Below is a block of records: output all of them exactly and leave out the pictures.

┏━━

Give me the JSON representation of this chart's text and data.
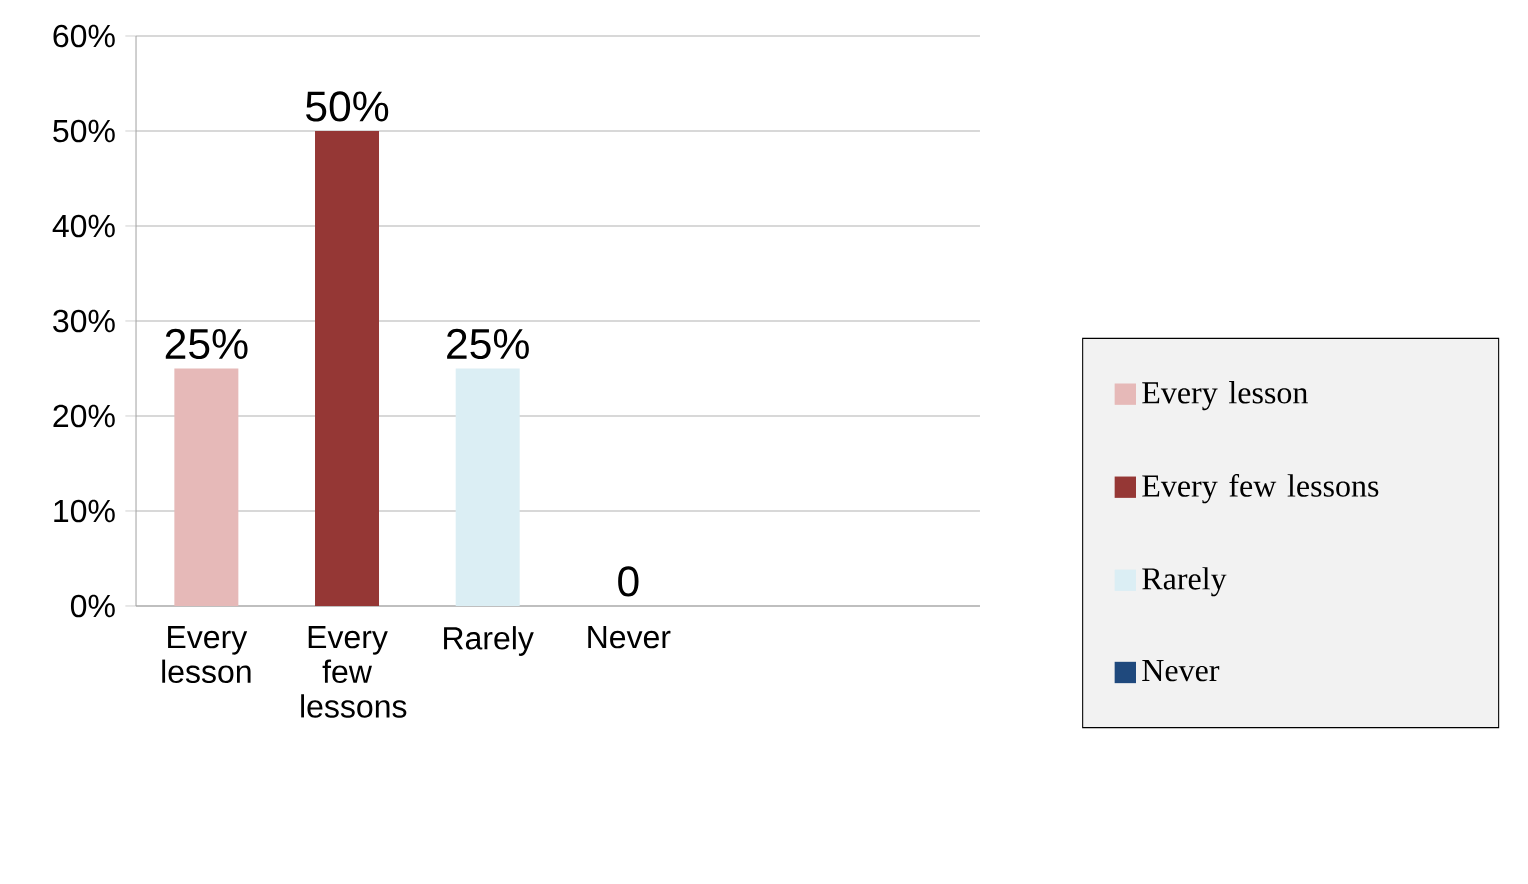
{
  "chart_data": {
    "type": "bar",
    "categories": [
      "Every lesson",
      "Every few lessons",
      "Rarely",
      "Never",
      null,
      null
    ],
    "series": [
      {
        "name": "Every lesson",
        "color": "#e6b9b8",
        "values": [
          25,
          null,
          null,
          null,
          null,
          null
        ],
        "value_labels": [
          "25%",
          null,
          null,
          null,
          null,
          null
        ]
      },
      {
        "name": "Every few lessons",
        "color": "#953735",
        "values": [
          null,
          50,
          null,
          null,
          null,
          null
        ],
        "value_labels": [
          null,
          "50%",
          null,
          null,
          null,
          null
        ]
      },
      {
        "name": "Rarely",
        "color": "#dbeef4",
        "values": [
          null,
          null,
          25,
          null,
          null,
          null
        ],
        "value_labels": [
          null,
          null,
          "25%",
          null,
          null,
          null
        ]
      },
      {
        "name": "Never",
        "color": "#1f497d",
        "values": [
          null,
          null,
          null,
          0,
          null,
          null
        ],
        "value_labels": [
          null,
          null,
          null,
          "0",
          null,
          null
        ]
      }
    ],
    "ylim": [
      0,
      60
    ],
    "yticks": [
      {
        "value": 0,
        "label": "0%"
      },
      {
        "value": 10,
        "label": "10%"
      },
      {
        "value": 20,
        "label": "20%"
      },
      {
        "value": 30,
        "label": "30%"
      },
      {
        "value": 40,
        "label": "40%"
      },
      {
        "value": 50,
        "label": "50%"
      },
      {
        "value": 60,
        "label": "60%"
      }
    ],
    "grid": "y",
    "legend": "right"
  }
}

┗━━

OUTPUT FOR THIS TASK:
Give me the JSON representation of this chart's text and data.
{
  "chart_data": {
    "type": "bar",
    "categories": [
      "Every lesson",
      "Every few lessons",
      "Rarely",
      "Never",
      null,
      null
    ],
    "series": [
      {
        "name": "Every lesson",
        "color": "#e6b9b8",
        "values": [
          25,
          null,
          null,
          null,
          null,
          null
        ],
        "value_labels": [
          "25%",
          null,
          null,
          null,
          null,
          null
        ]
      },
      {
        "name": "Every few lessons",
        "color": "#953735",
        "values": [
          null,
          50,
          null,
          null,
          null,
          null
        ],
        "value_labels": [
          null,
          "50%",
          null,
          null,
          null,
          null
        ]
      },
      {
        "name": "Rarely",
        "color": "#dbeef4",
        "values": [
          null,
          null,
          25,
          null,
          null,
          null
        ],
        "value_labels": [
          null,
          null,
          "25%",
          null,
          null,
          null
        ]
      },
      {
        "name": "Never",
        "color": "#1f497d",
        "values": [
          null,
          null,
          null,
          0,
          null,
          null
        ],
        "value_labels": [
          null,
          null,
          null,
          "0",
          null,
          null
        ]
      }
    ],
    "ylim": [
      0,
      60
    ],
    "yticks": [
      {
        "value": 0,
        "label": "0%"
      },
      {
        "value": 10,
        "label": "10%"
      },
      {
        "value": 20,
        "label": "20%"
      },
      {
        "value": 30,
        "label": "30%"
      },
      {
        "value": 40,
        "label": "40%"
      },
      {
        "value": 50,
        "label": "50%"
      },
      {
        "value": 60,
        "label": "60%"
      }
    ],
    "grid": "y",
    "legend": "right"
  }
}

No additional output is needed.